## [WHAT IS EXPECTED]
Of all the lines in the material, how many include the word "Categorize"? Give only the number.

─── DATA FOR THIS EXERCISE ───

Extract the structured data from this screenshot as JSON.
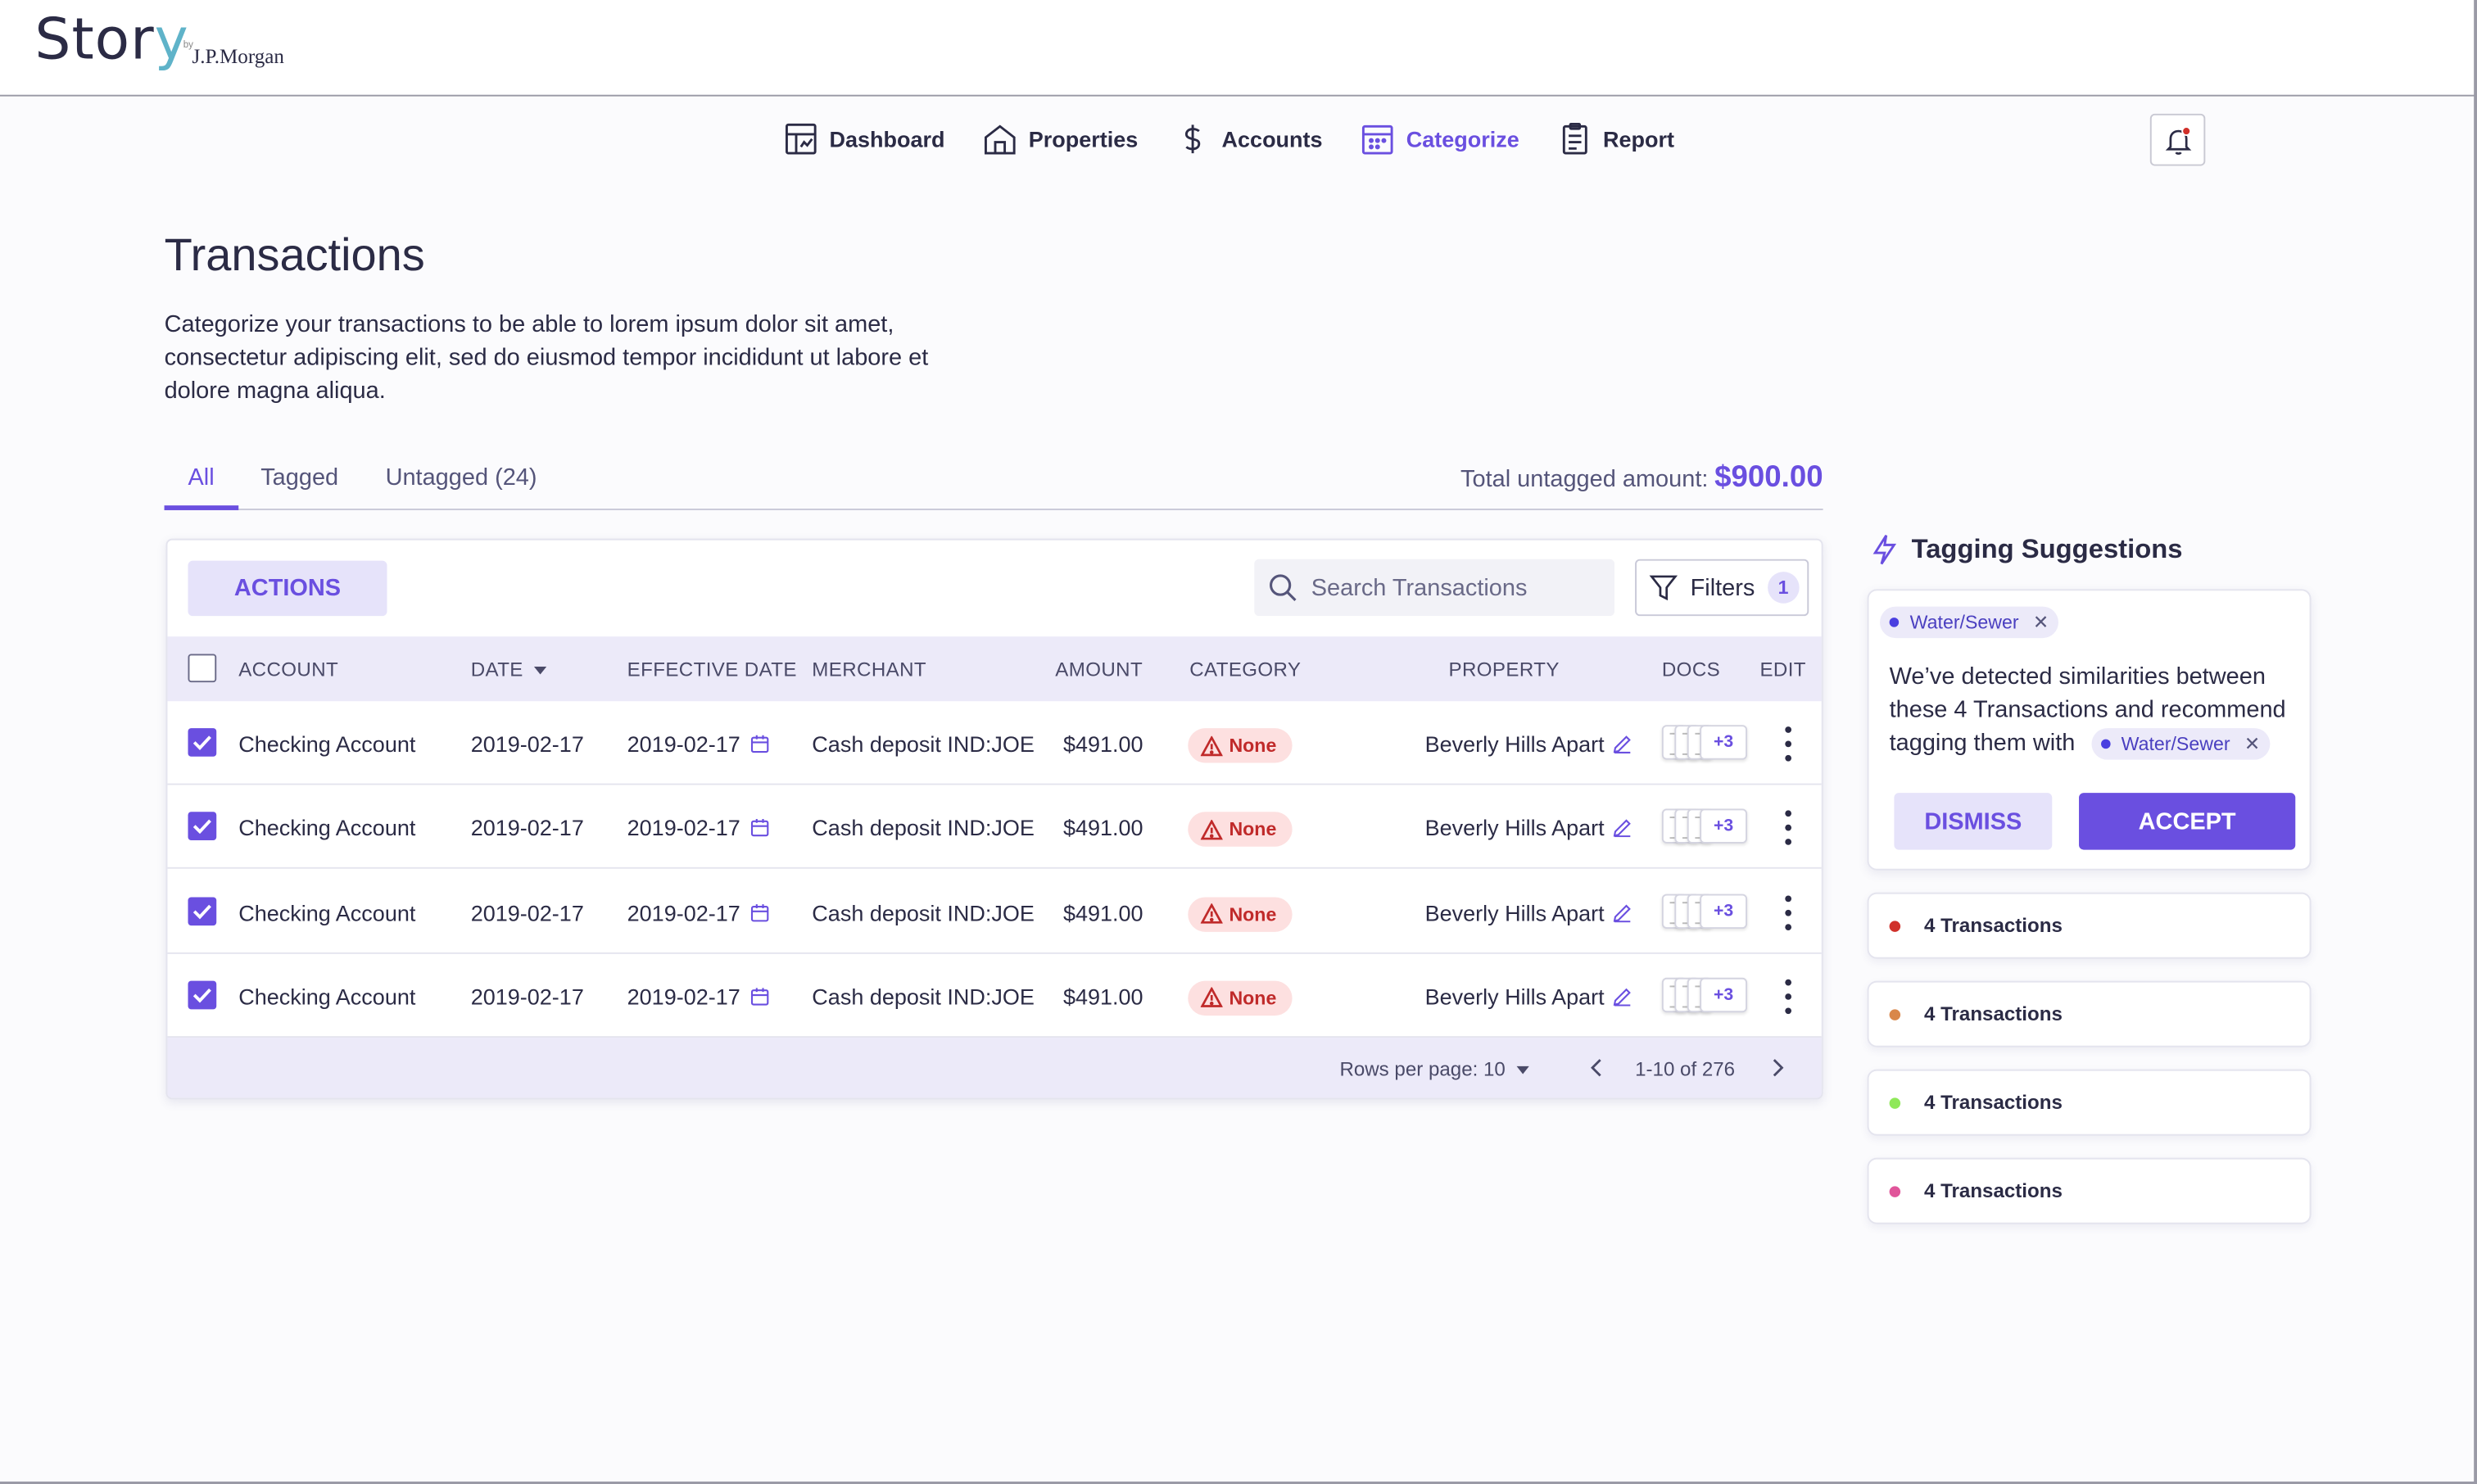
{
  "brand": {
    "name_main": "Stor",
    "name_accent": "y",
    "by": "by",
    "partner": "J.P.Morgan"
  },
  "nav": {
    "items": [
      {
        "label": "Dashboard",
        "icon": "dashboard-icon"
      },
      {
        "label": "Properties",
        "icon": "house-icon"
      },
      {
        "label": "Accounts",
        "icon": "dollar-icon"
      },
      {
        "label": "Categorize",
        "icon": "calendar-grid-icon",
        "active": true
      },
      {
        "label": "Report",
        "icon": "clipboard-icon"
      }
    ],
    "notification_icon": "bell-icon"
  },
  "page": {
    "title": "Transactions",
    "description": "Categorize your transactions to be able to lorem ipsum dolor sit amet, consectetur adipiscing elit, sed do eiusmod tempor incididunt ut labore et dolore magna aliqua."
  },
  "tabs": [
    {
      "label": "All",
      "active": true
    },
    {
      "label": "Tagged"
    },
    {
      "label": "Untagged (24)"
    }
  ],
  "total": {
    "label": "Total untagged amount:",
    "amount": "$900.00"
  },
  "toolbar": {
    "actions_label": "ACTIONS",
    "search_placeholder": "Search Transactions",
    "filters_label": "Filters",
    "filters_count": "1"
  },
  "table": {
    "columns": [
      "ACCOUNT",
      "DATE",
      "EFFECTIVE DATE",
      "MERCHANT",
      "AMOUNT",
      "CATEGORY",
      "PROPERTY",
      "DOCS",
      "EDIT"
    ],
    "rows": [
      {
        "account": "Checking Account",
        "date": "2019-02-17",
        "effective_date": "2019-02-17",
        "merchant": "Cash deposit IND:JOE",
        "amount": "$491.00",
        "category": "None",
        "property": "Beverly Hills Apart",
        "docs_more": "+3",
        "checked": true
      },
      {
        "account": "Checking Account",
        "date": "2019-02-17",
        "effective_date": "2019-02-17",
        "merchant": "Cash deposit IND:JOE",
        "amount": "$491.00",
        "category": "None",
        "property": "Beverly Hills Apart",
        "docs_more": "+3",
        "checked": true
      },
      {
        "account": "Checking Account",
        "date": "2019-02-17",
        "effective_date": "2019-02-17",
        "merchant": "Cash deposit IND:JOE",
        "amount": "$491.00",
        "category": "None",
        "property": "Beverly Hills Apart",
        "docs_more": "+3",
        "checked": true
      },
      {
        "account": "Checking Account",
        "date": "2019-02-17",
        "effective_date": "2019-02-17",
        "merchant": "Cash deposit IND:JOE",
        "amount": "$491.00",
        "category": "None",
        "property": "Beverly Hills Apart",
        "docs_more": "+3",
        "checked": true
      }
    ],
    "footer": {
      "rows_per_page": "Rows per page: 10",
      "range": "1-10 of 276"
    }
  },
  "suggestions": {
    "title": "Tagging Suggestions",
    "card": {
      "tag": "Water/Sewer",
      "text": "We’ve detected similarities between these 4 Transactions and recommend tagging them with",
      "dismiss_label": "DISMISS",
      "accept_label": "ACCEPT"
    },
    "items": [
      {
        "label": "4 Transactions",
        "color": "#d0302a"
      },
      {
        "label": "4 Transactions",
        "color": "#d9874a"
      },
      {
        "label": "4 Transactions",
        "color": "#8fe85a"
      },
      {
        "label": "4 Transactions",
        "color": "#e0559a"
      }
    ]
  },
  "colors": {
    "accent": "#6a4fe0",
    "danger": "#c02a2a"
  }
}
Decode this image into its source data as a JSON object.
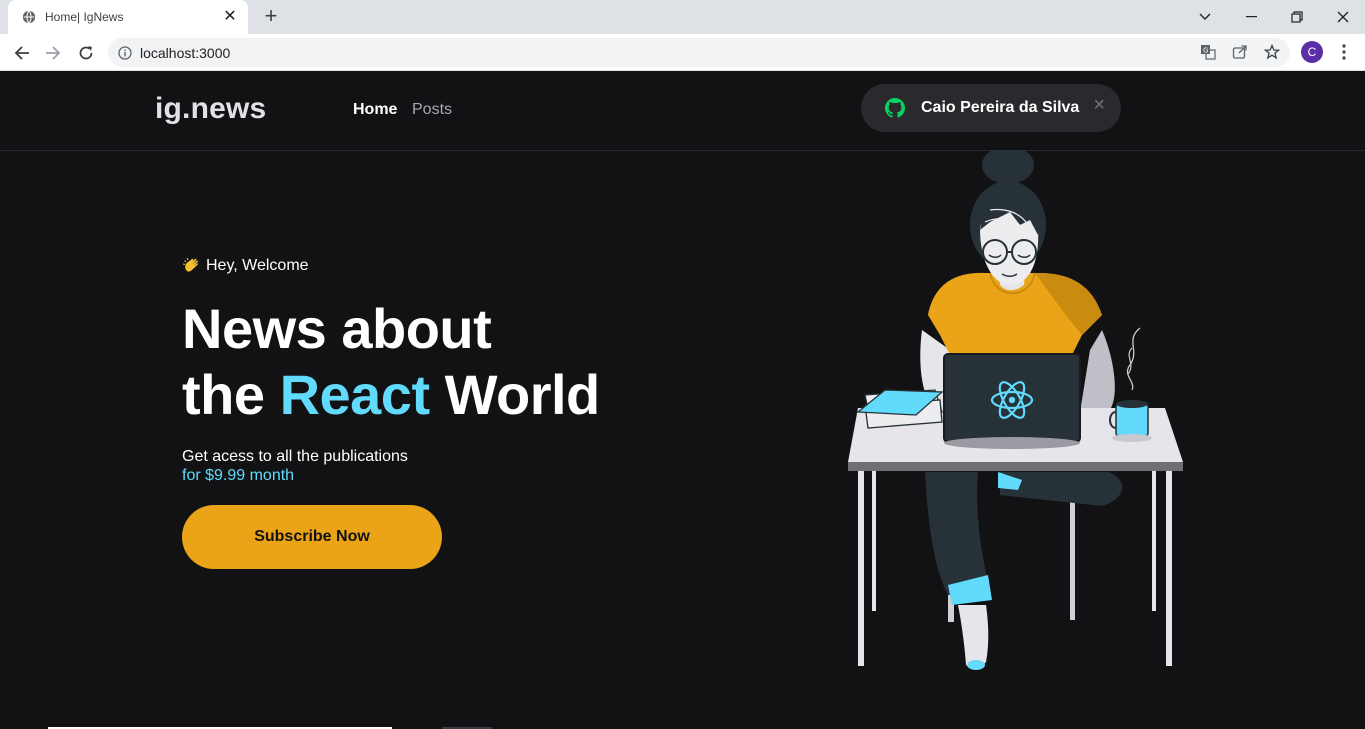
{
  "browser": {
    "tab_title": "Home| IgNews",
    "new_tab": "+",
    "url": "localhost:3000",
    "profile_initial": "C"
  },
  "header": {
    "logo": "ig.news",
    "nav": [
      {
        "label": "Home",
        "active": true
      },
      {
        "label": "Posts",
        "active": false
      }
    ],
    "user_name": "Caio Pereira da Silva",
    "signout_icon": "close-icon"
  },
  "hero": {
    "greeting": "Hey, Welcome",
    "headline_line1": "News about",
    "headline_the": "the ",
    "headline_accent": "React",
    "headline_world": " World",
    "subtitle": "Get acess to all the publications",
    "price": "for $9.99 month",
    "cta": "Subscribe Now"
  },
  "colors": {
    "background": "#121214",
    "accent_cyan": "#61dafb",
    "cta_yellow": "#eba417",
    "pill_bg": "#29292e",
    "github_green": "#04d361"
  }
}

───

## [EXERCISE RESULT]
2